__Goal__:
Locate every line in the records below that holds the word "JSON" and return each one.
==== Data provided
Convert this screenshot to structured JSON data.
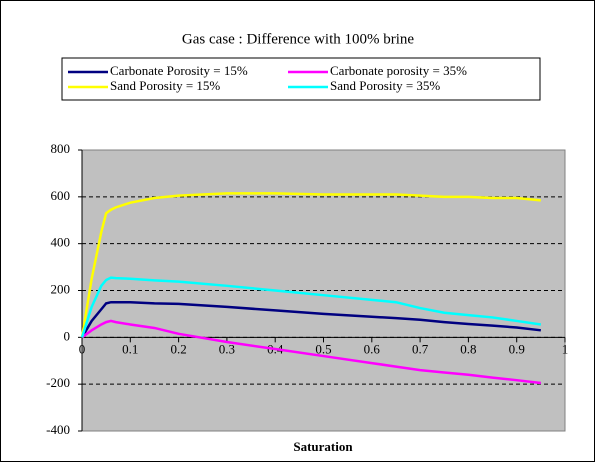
{
  "chart_data": {
    "type": "line",
    "title": "Gas case  : Difference with    100% brine",
    "x_label": "Saturation",
    "x": [
      0,
      0.02,
      0.04,
      0.05,
      0.06,
      0.07,
      0.1,
      0.15,
      0.2,
      0.3,
      0.4,
      0.5,
      0.6,
      0.65,
      0.7,
      0.75,
      0.8,
      0.85,
      0.9,
      0.95
    ],
    "series": [
      {
        "name": "Carbonate Porosity = 15%",
        "color": "#000080",
        "values": [
          0,
          70,
          120,
          145,
          150,
          150,
          150,
          145,
          143,
          130,
          115,
          100,
          88,
          82,
          75,
          65,
          57,
          50,
          42,
          30
        ]
      },
      {
        "name": "Carbonate  porosity = 35%",
        "color": "#ff00ff",
        "values": [
          0,
          30,
          55,
          65,
          70,
          65,
          55,
          40,
          15,
          -20,
          -50,
          -80,
          -110,
          -125,
          -140,
          -150,
          -160,
          -172,
          -183,
          -195
        ]
      },
      {
        "name": "Sand Porosity = 15%",
        "color": "#ffff00",
        "values": [
          0,
          250,
          450,
          530,
          545,
          555,
          575,
          595,
          605,
          615,
          615,
          610,
          610,
          610,
          605,
          600,
          600,
          595,
          595,
          585
        ]
      },
      {
        "name": "Sand Porosity = 35%",
        "color": "#00ffff",
        "values": [
          0,
          130,
          220,
          245,
          255,
          253,
          250,
          243,
          238,
          220,
          200,
          180,
          160,
          150,
          125,
          105,
          95,
          85,
          70,
          55
        ]
      }
    ],
    "xlim": [
      0,
      1
    ],
    "xticks": [
      0,
      0.1,
      0.2,
      0.3,
      0.4,
      0.5,
      0.6,
      0.7,
      0.8,
      0.9,
      1
    ],
    "ylim": [
      -400,
      800
    ],
    "yticks": [
      -400,
      -200,
      0,
      200,
      400,
      600,
      800
    ],
    "grid": true,
    "plot_background": "#c0c0c0"
  }
}
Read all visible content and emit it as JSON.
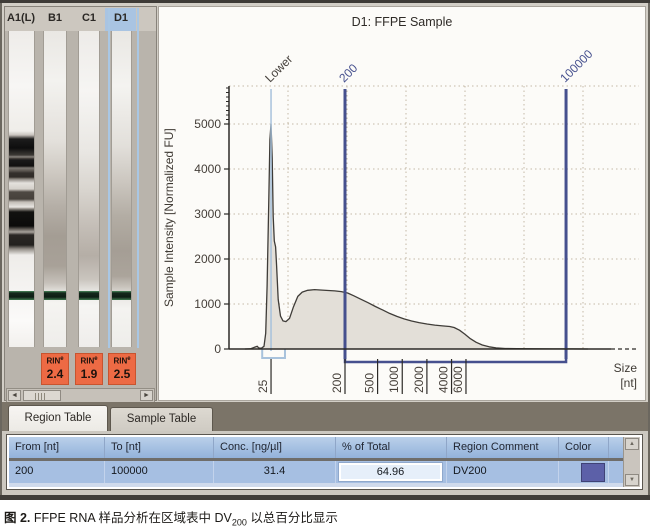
{
  "colors": {
    "region_marker": "#46508e",
    "lower_marker": "#a8c2dc",
    "grid": "#c4b9a6",
    "curve_fill": "#e3dfd8",
    "curve_stroke": "#3f3c38",
    "rin_badge": "#ed6a44",
    "row_selection": "#a6bfe2",
    "table_color_swatch": "#5c60a8"
  },
  "gel": {
    "lanes": [
      {
        "label": "A1(L)"
      },
      {
        "label": "B1",
        "rin_label": "RIN",
        "rin_sup": "e",
        "rin_value": "2.4"
      },
      {
        "label": "C1",
        "rin_label": "RIN",
        "rin_sup": "e",
        "rin_value": "1.9"
      },
      {
        "label": "D1",
        "rin_label": "RIN",
        "rin_sup": "e",
        "rin_value": "2.5"
      }
    ]
  },
  "chart": {
    "title": "D1: FFPE Sample",
    "y_axis_label": "Sample Intensity [Normalized FU]",
    "x_axis_unit_line1": "Size",
    "x_axis_unit_line2": "[nt]"
  },
  "chart_data": {
    "type": "area",
    "title": "D1: FFPE Sample",
    "xlabel": "Size [nt]",
    "ylabel": "Sample Intensity [Normalized FU]",
    "x_scale": "log",
    "xlim": [
      8,
      200000
    ],
    "ylim": [
      0,
      5800
    ],
    "grid": true,
    "y_ticks": [
      0,
      1000,
      2000,
      3000,
      4000,
      5000
    ],
    "x_ticks": [
      25,
      200,
      500,
      1000,
      2000,
      4000,
      6000
    ],
    "markers": [
      {
        "label": "Lower",
        "nt": 25,
        "kind": "lower"
      },
      {
        "label": "200",
        "nt": 200,
        "kind": "region"
      },
      {
        "label": "100000",
        "nt": 100000,
        "kind": "region"
      }
    ],
    "regions": [
      {
        "name": "lower-marker-region",
        "from_nt": 19.5,
        "to_nt": 37,
        "kind": "lower"
      },
      {
        "name": "DV200",
        "from_nt": 200,
        "to_nt": 100000,
        "kind": "region"
      }
    ],
    "points": [
      [
        12,
        0
      ],
      [
        14,
        5
      ],
      [
        16,
        45
      ],
      [
        17,
        60
      ],
      [
        17.6,
        25
      ],
      [
        19,
        15
      ],
      [
        20.5,
        60
      ],
      [
        21.5,
        350
      ],
      [
        22.4,
        1400
      ],
      [
        23.4,
        3200
      ],
      [
        24.2,
        4650
      ],
      [
        25,
        5000
      ],
      [
        25.8,
        4250
      ],
      [
        26.6,
        2950
      ],
      [
        27.4,
        2400
      ],
      [
        28.4,
        2270
      ],
      [
        29.2,
        1850
      ],
      [
        30.6,
        1100
      ],
      [
        32.6,
        730
      ],
      [
        35,
        625
      ],
      [
        38,
        608
      ],
      [
        42,
        680
      ],
      [
        47,
        940
      ],
      [
        53,
        1170
      ],
      [
        60,
        1265
      ],
      [
        70,
        1305
      ],
      [
        85,
        1320
      ],
      [
        100,
        1312
      ],
      [
        125,
        1300
      ],
      [
        150,
        1290
      ],
      [
        180,
        1275
      ],
      [
        215,
        1245
      ],
      [
        255,
        1185
      ],
      [
        305,
        1115
      ],
      [
        380,
        1030
      ],
      [
        470,
        945
      ],
      [
        580,
        865
      ],
      [
        700,
        790
      ],
      [
        860,
        725
      ],
      [
        1050,
        668
      ],
      [
        1300,
        622
      ],
      [
        1600,
        586
      ],
      [
        2000,
        556
      ],
      [
        2500,
        532
      ],
      [
        3100,
        514
      ],
      [
        3800,
        499
      ],
      [
        4300,
        478
      ],
      [
        5000,
        418
      ],
      [
        5800,
        330
      ],
      [
        6800,
        228
      ],
      [
        8000,
        148
      ],
      [
        9500,
        88
      ],
      [
        11500,
        48
      ],
      [
        14000,
        24
      ],
      [
        18000,
        12
      ],
      [
        25000,
        7
      ],
      [
        40000,
        4
      ],
      [
        70000,
        3
      ],
      [
        120000,
        2
      ],
      [
        185000,
        1
      ]
    ]
  },
  "tabs": [
    {
      "label": "Region Table",
      "active": true
    },
    {
      "label": "Sample Table",
      "active": false
    }
  ],
  "region_table": {
    "columns": [
      "From [nt]",
      "To [nt]",
      "Conc. [ng/µl]",
      "% of Total",
      "Region Comment",
      "Color"
    ],
    "rows": [
      {
        "from": "200",
        "to": "100000",
        "conc": "31.4",
        "pct_of_total": "64.96",
        "comment": "DV200",
        "color": "#5c60a8"
      }
    ]
  },
  "caption": {
    "figure_label": "图 2.",
    "before_sub": " FFPE RNA 样品分析在区域表中 DV",
    "sub": "200",
    "after_sub": " 以总百分比显示"
  }
}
========
__Written response__:
Convert this screenshot to structured JSON data.
Read all visible content and emit it as JSON.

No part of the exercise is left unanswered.